- _What you have to do_
Omit the pictures, then write out every entry exactly as it reads.

- _Provided entries_
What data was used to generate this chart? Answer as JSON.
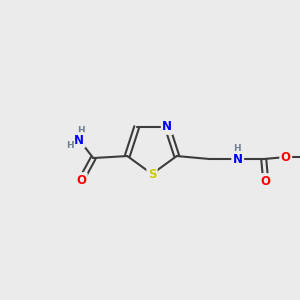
{
  "bg_color": "#ebebeb",
  "bond_color": "#3d3d3d",
  "N_color": "#0000ff",
  "O_color": "#ff0000",
  "S_color": "#cccc00",
  "H_color": "#708090",
  "line_width": 1.5,
  "font_size_atom": 8.5,
  "font_size_H": 6.5,
  "figsize": [
    3.0,
    3.0
  ],
  "dpi": 100,
  "xlim": [
    0,
    300
  ],
  "ylim": [
    0,
    300
  ]
}
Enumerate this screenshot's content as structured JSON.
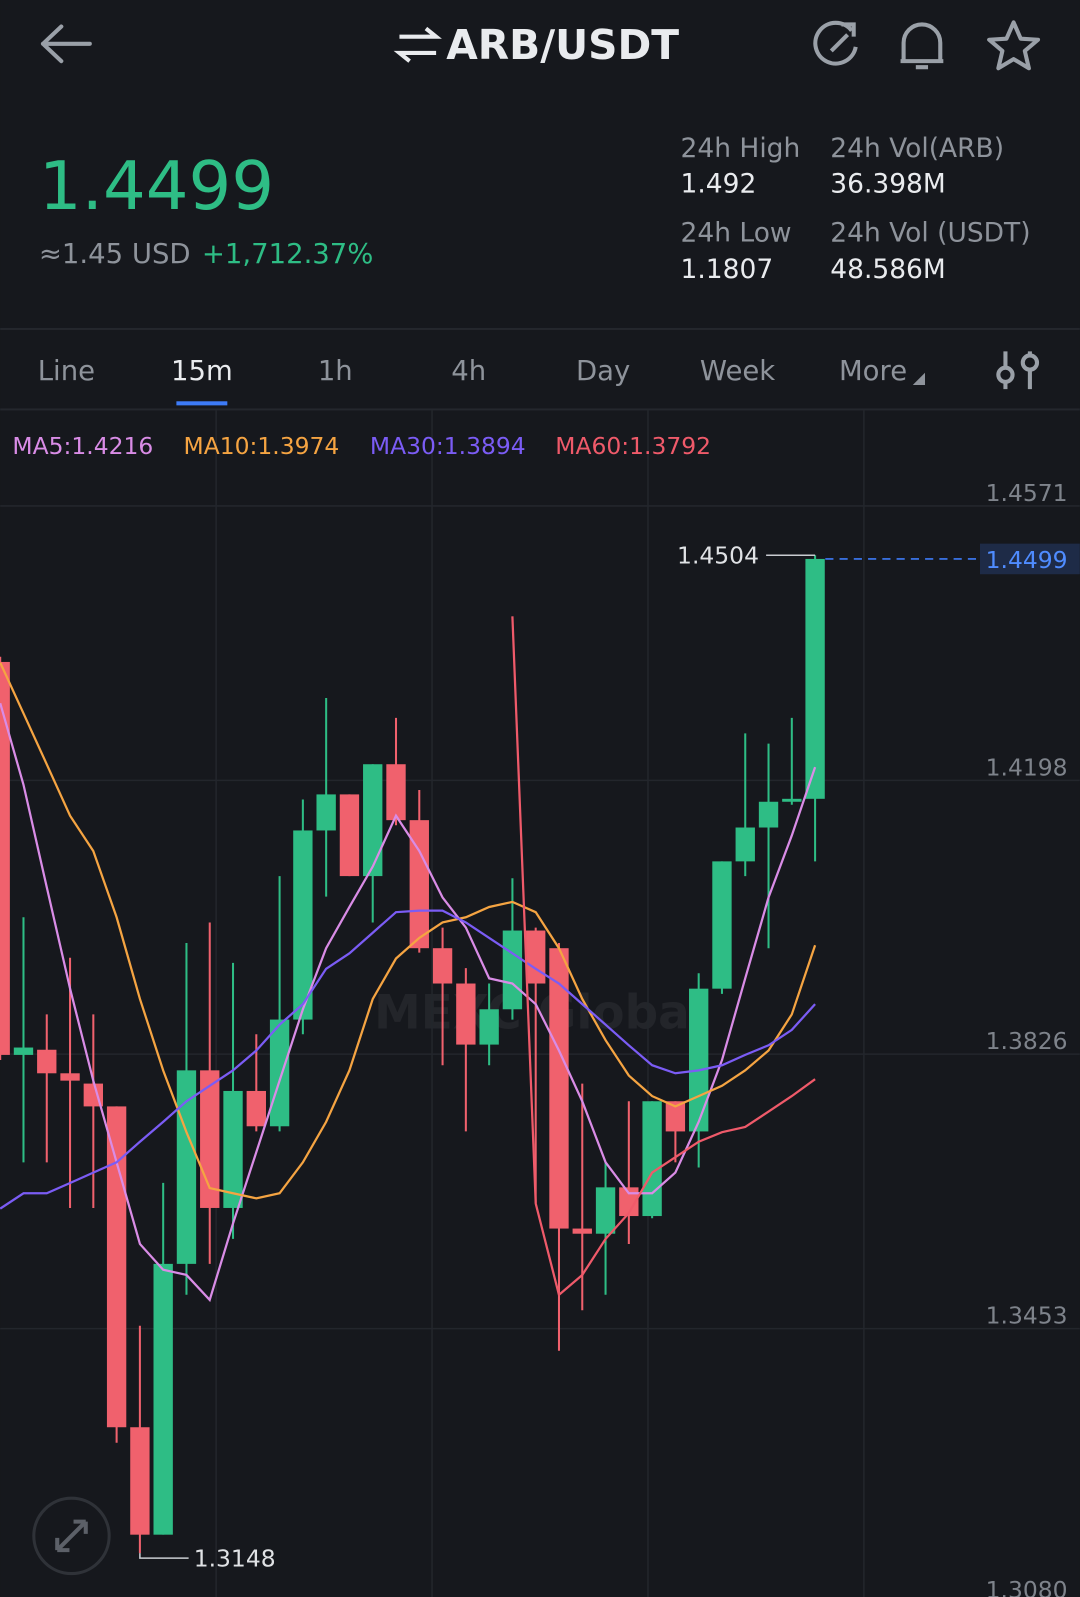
{
  "header": {
    "title": "ARB/USDT"
  },
  "ticker": {
    "price": "1.4499",
    "usd": "≈1.45 USD",
    "change": "+1,712.37%"
  },
  "stats": [
    {
      "label": "24h High",
      "value": "1.492"
    },
    {
      "label": "24h Vol(ARB)",
      "value": "36.398M"
    },
    {
      "label": "24h Low",
      "value": "1.1807"
    },
    {
      "label": "24h Vol (USDT)",
      "value": "48.586M"
    }
  ],
  "tabs": {
    "items": [
      "Line",
      "15m",
      "1h",
      "4h",
      "Day",
      "Week",
      "More"
    ],
    "active": 1
  },
  "watermark": "MEXC Global",
  "chart_data": {
    "type": "candlestick",
    "categories": [
      null,
      null,
      null,
      null,
      null,
      null,
      null,
      null,
      null,
      null,
      null,
      null,
      null,
      null,
      null,
      null,
      null,
      null,
      null,
      null,
      null,
      null,
      null,
      null,
      null,
      null,
      null,
      null,
      null,
      null,
      null,
      null,
      null,
      null,
      null,
      null
    ],
    "open": [
      1.4359,
      1.3825,
      1.3832,
      1.38,
      1.3786,
      1.3755,
      1.3319,
      1.3173,
      1.3541,
      1.3804,
      1.3617,
      1.3776,
      1.3728,
      1.3873,
      1.413,
      1.4179,
      1.4068,
      1.422,
      1.4144,
      1.397,
      1.3922,
      1.3839,
      1.3887,
      1.3994,
      1.397,
      1.3589,
      1.3582,
      1.3645,
      1.3606,
      1.3762,
      1.3721,
      1.3915,
      1.4088,
      1.4134,
      1.4169,
      1.4173
    ],
    "high": [
      1.4366,
      1.4012,
      1.388,
      1.3957,
      1.388,
      1.3755,
      1.3457,
      1.3651,
      1.3977,
      1.4005,
      1.395,
      1.3853,
      1.4068,
      1.4172,
      1.431,
      1.4179,
      1.422,
      1.4283,
      1.4185,
      1.3998,
      1.3943,
      1.3922,
      1.4065,
      1.3998,
      1.3977,
      1.3786,
      1.3679,
      1.3762,
      1.3762,
      1.3762,
      1.3936,
      1.4088,
      1.4262,
      1.4248,
      1.4283,
      1.4504
    ],
    "low": [
      1.3818,
      1.3679,
      1.3679,
      1.3617,
      1.3617,
      1.3298,
      1.3148,
      1.3173,
      1.3499,
      1.3541,
      1.3575,
      1.3721,
      1.3721,
      1.3853,
      1.404,
      1.4068,
      1.4005,
      1.4137,
      1.3964,
      1.3811,
      1.3721,
      1.3811,
      1.3873,
      1.3624,
      1.3423,
      1.3478,
      1.3499,
      1.3568,
      1.3603,
      1.3679,
      1.3672,
      1.3908,
      1.4068,
      1.397,
      1.4165,
      1.4088
    ],
    "close": [
      1.3825,
      1.3835,
      1.38,
      1.379,
      1.3755,
      1.3319,
      1.3173,
      1.3541,
      1.3804,
      1.3617,
      1.3776,
      1.3728,
      1.3873,
      1.413,
      1.4179,
      1.4068,
      1.422,
      1.4144,
      1.397,
      1.3922,
      1.3839,
      1.3887,
      1.3994,
      1.3922,
      1.3589,
      1.3582,
      1.3645,
      1.3606,
      1.3762,
      1.3721,
      1.3915,
      1.4088,
      1.4134,
      1.4169,
      1.4173,
      1.4499
    ],
    "up_color": "#2ebd85",
    "down_color": "#f0616d",
    "series": [
      {
        "name": "MA5:1.4216",
        "color": "#d98ce6",
        "values": [
          1.4303,
          1.4192,
          1.4053,
          1.3915,
          1.379,
          1.3679,
          1.3568,
          1.3533,
          1.3526,
          1.3492,
          1.3596,
          1.3693,
          1.379,
          1.3887,
          1.397,
          1.4026,
          1.4081,
          1.415,
          1.4102,
          1.4039,
          1.3998,
          1.3929,
          1.3922,
          1.3894,
          1.3831,
          1.3762,
          1.3679,
          1.3637,
          1.3637,
          1.3665,
          1.3734,
          1.3818,
          1.3929,
          1.4039,
          1.4123,
          1.4216
        ]
      },
      {
        "name": "MA10:1.3974",
        "color": "#f5a442",
        "values": [
          1.4358,
          1.4289,
          1.422,
          1.415,
          1.4102,
          1.4012,
          1.3901,
          1.3804,
          1.372,
          1.3644,
          1.3637,
          1.363,
          1.3637,
          1.3679,
          1.3734,
          1.3804,
          1.3901,
          1.3956,
          1.3984,
          1.4005,
          1.4012,
          1.4026,
          1.4033,
          1.4019,
          1.397,
          1.3901,
          1.3845,
          1.3797,
          1.3769,
          1.3755,
          1.3769,
          1.3783,
          1.3804,
          1.3831,
          1.388,
          1.3974
        ]
      },
      {
        "name": "MA30:1.3894",
        "color": "#7b5cf5",
        "values": [
          1.3616,
          1.3637,
          1.3637,
          1.3651,
          1.3665,
          1.3679,
          1.3707,
          1.3734,
          1.3762,
          1.3783,
          1.3804,
          1.3831,
          1.3866,
          1.3894,
          1.3942,
          1.3963,
          1.3991,
          1.4019,
          1.4021,
          1.4021,
          1.4005,
          1.3984,
          1.3963,
          1.3942,
          1.3922,
          1.3894,
          1.3866,
          1.3838,
          1.3811,
          1.38,
          1.3804,
          1.3811,
          1.3825,
          1.3838,
          1.3859,
          1.3894
        ]
      },
      {
        "name": "MA60:1.3792",
        "color": "#ef5a6a",
        "values": [
          null,
          null,
          null,
          null,
          null,
          null,
          null,
          null,
          null,
          null,
          null,
          null,
          null,
          null,
          null,
          null,
          null,
          null,
          null,
          null,
          null,
          null,
          1.4421,
          1.3623,
          1.3499,
          1.3526,
          1.3575,
          1.361,
          1.3665,
          1.3686,
          1.3707,
          1.372,
          1.3727,
          1.3748,
          1.3769,
          1.3792
        ]
      }
    ],
    "ylim": [
      1.308,
      1.4698
    ],
    "yticks": [
      1.4571,
      1.4198,
      1.3826,
      1.3453,
      {
        "value": 1.308,
        "label": "1.3080"
      }
    ],
    "grid": true
  }
}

- _Solution to the exercise_
What data was used to generate this chart? Answer as JSON.
{
  "bg_color": "#ebebeb",
  "bond_color": "#3d3d3d",
  "N_color": "#0000ff",
  "O_color": "#ff0000",
  "S_color": "#cccc00",
  "H_color": "#708090",
  "line_width": 1.5,
  "font_size_atom": 8.5,
  "font_size_H": 6.5,
  "figsize": [
    3.0,
    3.0
  ],
  "dpi": 100,
  "xlim": [
    0,
    300
  ],
  "ylim": [
    0,
    300
  ]
}
Enumerate this screenshot's content as structured JSON.
{
  "header": {
    "title": "ARB/USDT"
  },
  "ticker": {
    "price": "1.4499",
    "usd": "≈1.45 USD",
    "change": "+1,712.37%"
  },
  "stats": [
    {
      "label": "24h High",
      "value": "1.492"
    },
    {
      "label": "24h Vol(ARB)",
      "value": "36.398M"
    },
    {
      "label": "24h Low",
      "value": "1.1807"
    },
    {
      "label": "24h Vol (USDT)",
      "value": "48.586M"
    }
  ],
  "tabs": {
    "items": [
      "Line",
      "15m",
      "1h",
      "4h",
      "Day",
      "Week",
      "More"
    ],
    "active": 1
  },
  "watermark": "MEXC Global",
  "chart_data": {
    "type": "candlestick",
    "categories": [
      null,
      null,
      null,
      null,
      null,
      null,
      null,
      null,
      null,
      null,
      null,
      null,
      null,
      null,
      null,
      null,
      null,
      null,
      null,
      null,
      null,
      null,
      null,
      null,
      null,
      null,
      null,
      null,
      null,
      null,
      null,
      null,
      null,
      null,
      null,
      null
    ],
    "open": [
      1.4359,
      1.3825,
      1.3832,
      1.38,
      1.3786,
      1.3755,
      1.3319,
      1.3173,
      1.3541,
      1.3804,
      1.3617,
      1.3776,
      1.3728,
      1.3873,
      1.413,
      1.4179,
      1.4068,
      1.422,
      1.4144,
      1.397,
      1.3922,
      1.3839,
      1.3887,
      1.3994,
      1.397,
      1.3589,
      1.3582,
      1.3645,
      1.3606,
      1.3762,
      1.3721,
      1.3915,
      1.4088,
      1.4134,
      1.4169,
      1.4173
    ],
    "high": [
      1.4366,
      1.4012,
      1.388,
      1.3957,
      1.388,
      1.3755,
      1.3457,
      1.3651,
      1.3977,
      1.4005,
      1.395,
      1.3853,
      1.4068,
      1.4172,
      1.431,
      1.4179,
      1.422,
      1.4283,
      1.4185,
      1.3998,
      1.3943,
      1.3922,
      1.4065,
      1.3998,
      1.3977,
      1.3786,
      1.3679,
      1.3762,
      1.3762,
      1.3762,
      1.3936,
      1.4088,
      1.4262,
      1.4248,
      1.4283,
      1.4504
    ],
    "low": [
      1.3818,
      1.3679,
      1.3679,
      1.3617,
      1.3617,
      1.3298,
      1.3148,
      1.3173,
      1.3499,
      1.3541,
      1.3575,
      1.3721,
      1.3721,
      1.3853,
      1.404,
      1.4068,
      1.4005,
      1.4137,
      1.3964,
      1.3811,
      1.3721,
      1.3811,
      1.3873,
      1.3624,
      1.3423,
      1.3478,
      1.3499,
      1.3568,
      1.3603,
      1.3679,
      1.3672,
      1.3908,
      1.4068,
      1.397,
      1.4165,
      1.4088
    ],
    "close": [
      1.3825,
      1.3835,
      1.38,
      1.379,
      1.3755,
      1.3319,
      1.3173,
      1.3541,
      1.3804,
      1.3617,
      1.3776,
      1.3728,
      1.3873,
      1.413,
      1.4179,
      1.4068,
      1.422,
      1.4144,
      1.397,
      1.3922,
      1.3839,
      1.3887,
      1.3994,
      1.3922,
      1.3589,
      1.3582,
      1.3645,
      1.3606,
      1.3762,
      1.3721,
      1.3915,
      1.4088,
      1.4134,
      1.4169,
      1.4173,
      1.4499
    ],
    "up_color": "#2ebd85",
    "down_color": "#f0616d",
    "series": [
      {
        "name": "MA5:1.4216",
        "color": "#d98ce6",
        "values": [
          1.4303,
          1.4192,
          1.4053,
          1.3915,
          1.379,
          1.3679,
          1.3568,
          1.3533,
          1.3526,
          1.3492,
          1.3596,
          1.3693,
          1.379,
          1.3887,
          1.397,
          1.4026,
          1.4081,
          1.415,
          1.4102,
          1.4039,
          1.3998,
          1.3929,
          1.3922,
          1.3894,
          1.3831,
          1.3762,
          1.3679,
          1.3637,
          1.3637,
          1.3665,
          1.3734,
          1.3818,
          1.3929,
          1.4039,
          1.4123,
          1.4216
        ]
      },
      {
        "name": "MA10:1.3974",
        "color": "#f5a442",
        "values": [
          1.4358,
          1.4289,
          1.422,
          1.415,
          1.4102,
          1.4012,
          1.3901,
          1.3804,
          1.372,
          1.3644,
          1.3637,
          1.363,
          1.3637,
          1.3679,
          1.3734,
          1.3804,
          1.3901,
          1.3956,
          1.3984,
          1.4005,
          1.4012,
          1.4026,
          1.4033,
          1.4019,
          1.397,
          1.3901,
          1.3845,
          1.3797,
          1.3769,
          1.3755,
          1.3769,
          1.3783,
          1.3804,
          1.3831,
          1.388,
          1.3974
        ]
      },
      {
        "name": "MA30:1.3894",
        "color": "#7b5cf5",
        "values": [
          1.3616,
          1.3637,
          1.3637,
          1.3651,
          1.3665,
          1.3679,
          1.3707,
          1.3734,
          1.3762,
          1.3783,
          1.3804,
          1.3831,
          1.3866,
          1.3894,
          1.3942,
          1.3963,
          1.3991,
          1.4019,
          1.4021,
          1.4021,
          1.4005,
          1.3984,
          1.3963,
          1.3942,
          1.3922,
          1.3894,
          1.3866,
          1.3838,
          1.3811,
          1.38,
          1.3804,
          1.3811,
          1.3825,
          1.3838,
          1.3859,
          1.3894
        ]
      },
      {
        "name": "MA60:1.3792",
        "color": "#ef5a6a",
        "values": [
          null,
          null,
          null,
          null,
          null,
          null,
          null,
          null,
          null,
          null,
          null,
          null,
          null,
          null,
          null,
          null,
          null,
          null,
          null,
          null,
          null,
          null,
          1.4421,
          1.3623,
          1.3499,
          1.3526,
          1.3575,
          1.361,
          1.3665,
          1.3686,
          1.3707,
          1.372,
          1.3727,
          1.3748,
          1.3769,
          1.3792
        ]
      }
    ],
    "ylim": [
      1.308,
      1.4698
    ],
    "yticks": [
      1.4571,
      1.4198,
      1.3826,
      1.3453,
      {
        "value": 1.308,
        "label": "1.3080"
      }
    ],
    "grid": true
  }
}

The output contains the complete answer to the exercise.